*Stated exercise 1*: In the entries, reproduce the lines between the one holding "elevation-point — [2076, 636, 2088, 648]" and the one holding "x-tick-label: 250m — [2049, 1299, 2115, 1323]", inclusive, swapping "elevation-point" for "elevation-marker" and leaving everything else as it is.

*Selected extract*:
__________
This is just the latest in years worth of statements on illegal immigrants. We don’t need a spin to know what he thinks and says.
He was responding to a question from a sheriff regarding MS-13, not riffing on illegal immigrants in general...
These outlets are lying. Full stop.
If you can't admit the media's dishonesty on this... then how can we-the-people can ever have hope of holding our political class to account when you take them at face value?
Trump is a lying scumbag... the media should be better than Trump.
It's not like there's any legit shortage of things to criticize Trump over...
Even CNN's Jake Tapper is obliquely calling out his colleagues today for this...
Jake Tapper (@jaketapper)
5/17/18, 7:09 AM Here is the full context of President Trump’s “animals” comment during the immigration/sanctuary city roundtable, which came as a Sheriff was complaining about restrictions placed on ICE databases, and MS-13 gang members. pic.twitter.com/sI9uWXr1Sc
Disciple of Fate wrote: His staff was discussing deporting criminal immigrants, which is an awfully broad category. Not all criminals are violent, yet Trump starts ranting about animals. Did you hear what he said, he never used the word violent once in his response.
I see where the confusion is. The article that you linked and seem to be getting your info from has the conversation jumbled. The conversation with Sheriff Mims happens before the rant in question, at the mention of MS-13, a violent organization by most sensible standards , Trump sounds off with the rant, as he is want to do. MS-13 is his immigration boogeyman. Seems clear that he's only referring to the violent offenders.
There is video and the Whitehouse.gov transcript that show it in the correct sequence.
For what its worth, the transcript is interesting reading on its own.
I guess its the yanny/laurel thing. Different people hearing different things
Disciple of Fate wrote: He considers most Mexicans to be animals by his own standard considering what he said about Mexicans in the past. He just piles them all on the gang/drug cartel groups without facts.
I get that, but at this point do we need to omit wording or parse statements to cement your belief? Who doesn't/does think he's racist at this point that will be swayed by these new comments? There are no fence sitters at this point, imo. Its already baked into the cake.
It was a gak post, plain and simple. Sebsters, not yours, btw.
Did you miss me saying I saw the video, as in did you hear what he said? I did, so no, I'm not confused. Did you hear her full 2 min question? The question was about criminal immigrants, not just MS-13 and he starts ranting like they all are.
__________
*Data shown*:
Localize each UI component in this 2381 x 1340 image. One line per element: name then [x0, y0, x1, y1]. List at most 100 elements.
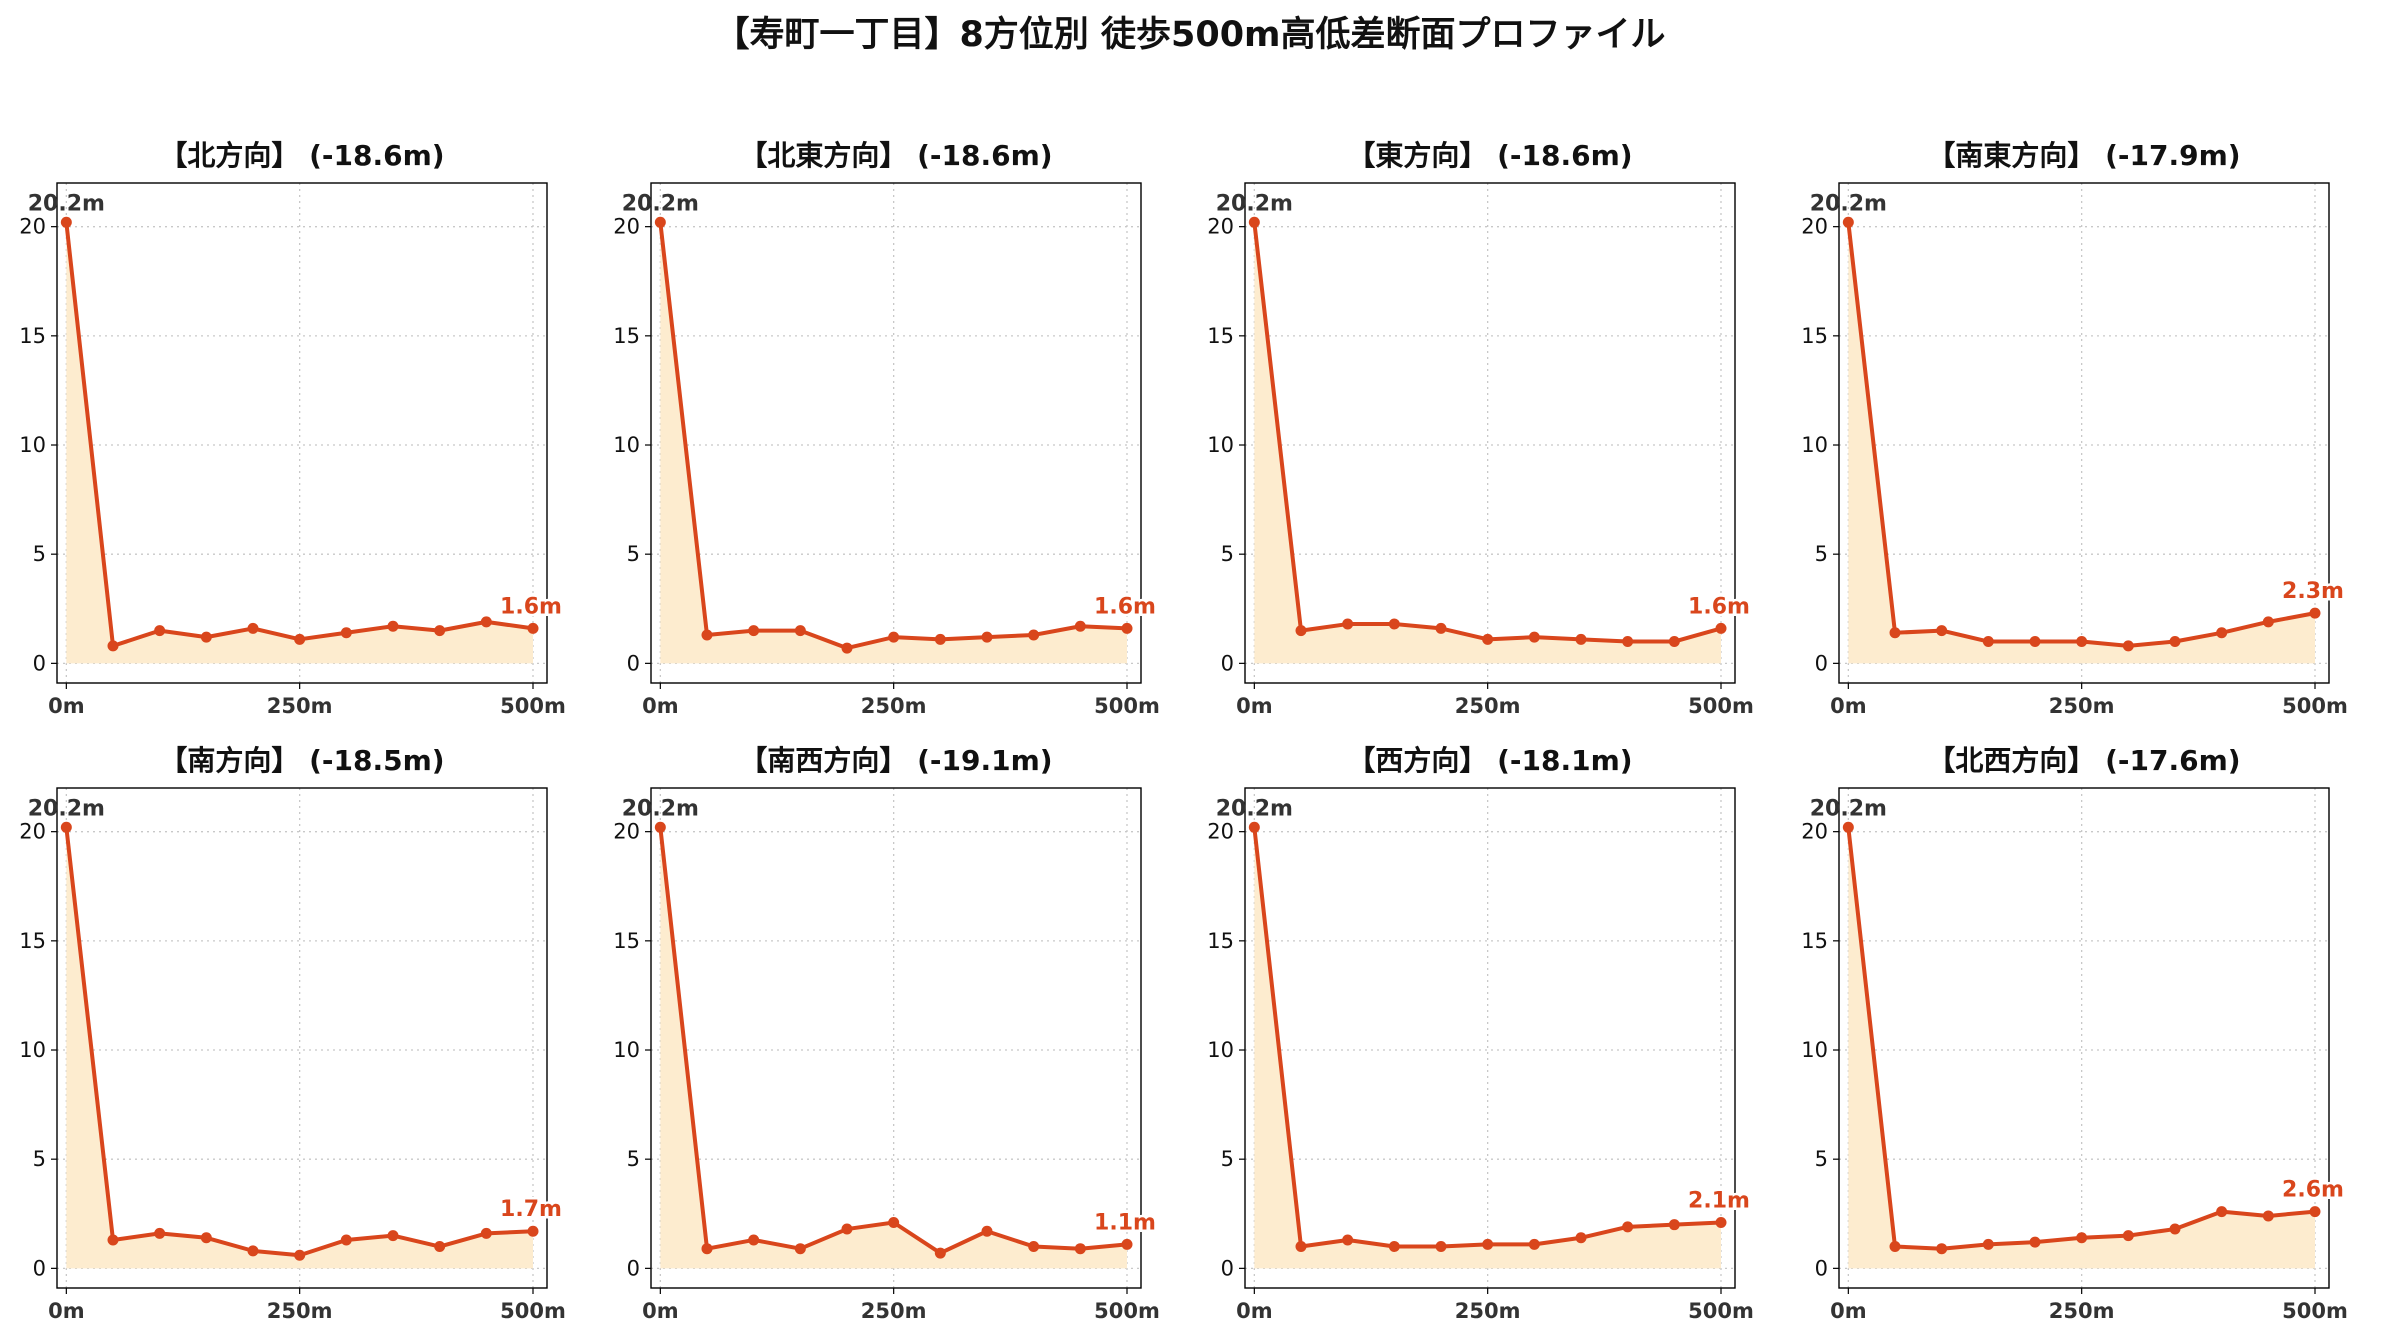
elevation-point — [2076, 636, 2088, 648]
x-tick-label: 250m — [1455, 1299, 1521, 1323]
elevation-point — [1528, 1238, 1540, 1250]
elevation-point — [1575, 633, 1587, 645]
elevation-point — [748, 1234, 760, 1246]
elevation-point — [1342, 1234, 1354, 1246]
profile-panel-7: 【北西方向】 (-17.6m) 0 5 10 15 20 0m 250m 500m 20.2m 2.… — [1801, 744, 2348, 1323]
elevation-point — [527, 622, 539, 634]
y-tick-label: 15 — [1207, 929, 1234, 953]
profile-panel-5: 【南西方向】 (-19.1m) 0 5 10 15 20 0m 250m 500m 20.2m 1.… — [613, 744, 1160, 1323]
axes-frame — [1244, 182, 1736, 684]
elevation-point — [1121, 1238, 1133, 1250]
y-tick-label: 15 — [613, 929, 640, 953]
elevation-point — [1982, 1238, 1994, 1250]
elevation-point — [1528, 631, 1540, 643]
profile-panel-1: 【北東方向】 (-18.6m) 0 5 10 15 20 0m 250m 500m 20.2m 1.… — [613, 139, 1160, 718]
elevation-point — [1295, 625, 1307, 637]
elevation-point — [654, 821, 666, 833]
elevation-point — [2122, 1230, 2134, 1242]
elevation-point — [1982, 636, 1994, 648]
elevation-point — [1342, 618, 1354, 630]
elevation-point — [2216, 627, 2228, 639]
y-tick-label: 0 — [33, 651, 46, 675]
elevation-point — [888, 631, 900, 643]
elevation-point — [1028, 1241, 1040, 1253]
x-tick-label: 250m — [1455, 694, 1521, 718]
elevation-point — [1121, 622, 1133, 634]
elevation-point — [1482, 633, 1494, 645]
elevation-point — [387, 1230, 399, 1242]
y-tick-label: 20 — [1801, 820, 1828, 844]
elevation-point — [1936, 1243, 1948, 1255]
elevation-point — [200, 631, 212, 643]
elevation-point — [2169, 636, 2181, 648]
elevation-point — [1668, 1219, 1680, 1231]
elevation-point — [154, 1227, 166, 1239]
y-tick-label: 10 — [1801, 433, 1828, 457]
elevation-point — [527, 1225, 539, 1237]
profile-panel-0: 【北方向】 (-18.6m) 0 5 10 15 20 0m 250m 500m 20.2m 1.6… — [19, 139, 566, 718]
y-tick-label: 15 — [613, 324, 640, 348]
elevation-point — [934, 1247, 946, 1259]
x-tick-label: 0m — [48, 694, 85, 718]
x-tick-label: 500m — [1094, 1299, 1160, 1323]
y-tick-label: 10 — [613, 1038, 640, 1062]
elevation-point — [1388, 618, 1400, 630]
y-tick-label: 10 — [19, 433, 46, 457]
axes-frame — [1838, 787, 2330, 1289]
y-tick-label: 5 — [627, 542, 640, 566]
elevation-point — [1936, 625, 1948, 637]
x-tick-label: 250m — [2049, 1299, 2115, 1323]
y-tick-label: 0 — [1815, 651, 1828, 675]
start-elevation-label: 20.2m — [1810, 796, 1887, 821]
elevation-point — [60, 821, 72, 833]
elevation-point — [2309, 607, 2321, 619]
elevation-point — [1715, 1216, 1727, 1228]
x-tick-label: 0m — [1830, 1299, 1867, 1323]
elevation-point — [794, 1243, 806, 1255]
elevation-point — [981, 631, 993, 643]
elevation-point — [1248, 216, 1260, 228]
elevation-point — [2169, 1223, 2181, 1235]
axes-frame — [650, 182, 1142, 684]
axes-frame — [1838, 182, 2330, 684]
elevation-point — [1715, 622, 1727, 634]
elevation-point — [1889, 627, 1901, 639]
elevation-point — [841, 1223, 853, 1235]
elevation-point — [2029, 636, 2041, 648]
elevation-point — [60, 216, 72, 228]
elevation-point — [340, 627, 352, 639]
elevation-point — [1842, 216, 1854, 228]
elevation-point — [2029, 1236, 2041, 1248]
y-tick-label: 20 — [1801, 215, 1828, 239]
x-tick-label: 0m — [48, 1299, 85, 1323]
y-tick-label: 5 — [1815, 1147, 1828, 1171]
elevation-point — [1295, 1241, 1307, 1253]
x-tick-label: 250m — [861, 694, 927, 718]
elevation-point — [701, 1243, 713, 1255]
y-tick-label: 20 — [19, 215, 46, 239]
panel-title: 【北西方向】 (-17.6m) — [1927, 744, 2240, 777]
elevation-point — [981, 1225, 993, 1237]
x-tick-label: 0m — [642, 1299, 679, 1323]
elevation-point — [1248, 821, 1260, 833]
elevation-point — [154, 625, 166, 637]
panel-title: 【南東方向】 (-17.9m) — [1927, 139, 2240, 172]
elevation-point — [434, 1241, 446, 1253]
elevation-point — [1622, 636, 1634, 648]
y-tick-label: 20 — [19, 820, 46, 844]
elevation-point — [434, 625, 446, 637]
profile-panel-6: 【西方向】 (-18.1m) 0 5 10 15 20 0m 250m 500m 20.2m 2.1… — [1207, 744, 1754, 1323]
y-tick-label: 0 — [1221, 651, 1234, 675]
x-tick-label: 0m — [1236, 694, 1273, 718]
x-tick-label: 250m — [267, 694, 333, 718]
x-tick-label: 500m — [2282, 1299, 2348, 1323]
axes-frame — [1244, 787, 1736, 1289]
elevation-point — [1668, 636, 1680, 648]
end-elevation-label: 2.1m — [1688, 1188, 1750, 1213]
start-elevation-label: 20.2m — [28, 796, 105, 821]
x-tick-label: 500m — [1094, 694, 1160, 718]
x-tick-label: 0m — [1830, 694, 1867, 718]
elevation-point — [247, 1245, 259, 1257]
elevation-point — [1575, 1232, 1587, 1244]
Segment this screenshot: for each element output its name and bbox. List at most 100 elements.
__________
*Stated exercise 2*: Condense the paragraph of the forum thread that begins "I see where the confusion is" into a shorter version that keeps its main points.

*Answer 1*:
elevation-marker — [2076, 636, 2088, 648]
x-tick-label: 250m — [1455, 1299, 1521, 1323]
elevation-marker — [1528, 1238, 1540, 1250]
elevation-marker — [1575, 633, 1587, 645]
elevation-marker — [748, 1234, 760, 1246]
elevation-marker — [1342, 1234, 1354, 1246]
profile-panel-7: 【北西方向】 (-17.6m) 0 5 10 15 20 0m 250m 500m 20.2m 2.… — [1801, 744, 2348, 1323]
elevation-marker — [527, 622, 539, 634]
y-tick-label: 15 — [1207, 929, 1234, 953]
profile-panel-5: 【南西方向】 (-19.1m) 0 5 10 15 20 0m 250m 500m 20.2m 1.… — [613, 744, 1160, 1323]
axes-frame — [1244, 182, 1736, 684]
elevation-marker — [1121, 1238, 1133, 1250]
y-tick-label: 15 — [613, 929, 640, 953]
elevation-marker — [1982, 1238, 1994, 1250]
elevation-marker — [1528, 631, 1540, 643]
profile-panel-1: 【北東方向】 (-18.6m) 0 5 10 15 20 0m 250m 500m 20.2m 1.… — [613, 139, 1160, 718]
elevation-marker — [1295, 625, 1307, 637]
elevation-marker — [654, 821, 666, 833]
elevation-marker — [2122, 1230, 2134, 1242]
elevation-marker — [1982, 636, 1994, 648]
elevation-marker — [1342, 618, 1354, 630]
elevation-marker — [2216, 627, 2228, 639]
y-tick-label: 0 — [33, 651, 46, 675]
elevation-marker — [888, 631, 900, 643]
elevation-marker — [1028, 1241, 1040, 1253]
x-tick-label: 250m — [1455, 694, 1521, 718]
elevation-marker — [1121, 622, 1133, 634]
elevation-marker — [1482, 633, 1494, 645]
elevation-marker — [387, 1230, 399, 1242]
y-tick-label: 20 — [1801, 820, 1828, 844]
elevation-marker — [1936, 1243, 1948, 1255]
elevation-marker — [200, 631, 212, 643]
elevation-marker — [2169, 636, 2181, 648]
elevation-marker — [1668, 1219, 1680, 1231]
elevation-marker — [154, 1227, 166, 1239]
y-tick-label: 10 — [1801, 433, 1828, 457]
elevation-marker — [527, 1225, 539, 1237]
profile-panel-0: 【北方向】 (-18.6m) 0 5 10 15 20 0m 250m 500m 20.2m 1.6… — [19, 139, 566, 718]
y-tick-label: 15 — [613, 324, 640, 348]
elevation-marker — [934, 1247, 946, 1259]
x-tick-label: 0m — [48, 694, 85, 718]
x-tick-label: 500m — [1094, 1299, 1160, 1323]
y-tick-label: 10 — [613, 1038, 640, 1062]
elevation-marker — [1388, 618, 1400, 630]
y-tick-label: 10 — [19, 433, 46, 457]
axes-frame — [1838, 787, 2330, 1289]
y-tick-label: 5 — [627, 542, 640, 566]
elevation-marker — [1936, 625, 1948, 637]
x-tick-label: 250m — [2049, 1299, 2115, 1323]

*Answer 2*: The linked article jumbles the order of the conversation. The exchange with Sheriff Mims comes before the rant. Trump starts the rant at the mention of MS-13, which most sensible standards would call a violent organization and which is his immigration boogeyman. So he seems to be referring only to the violent offenders.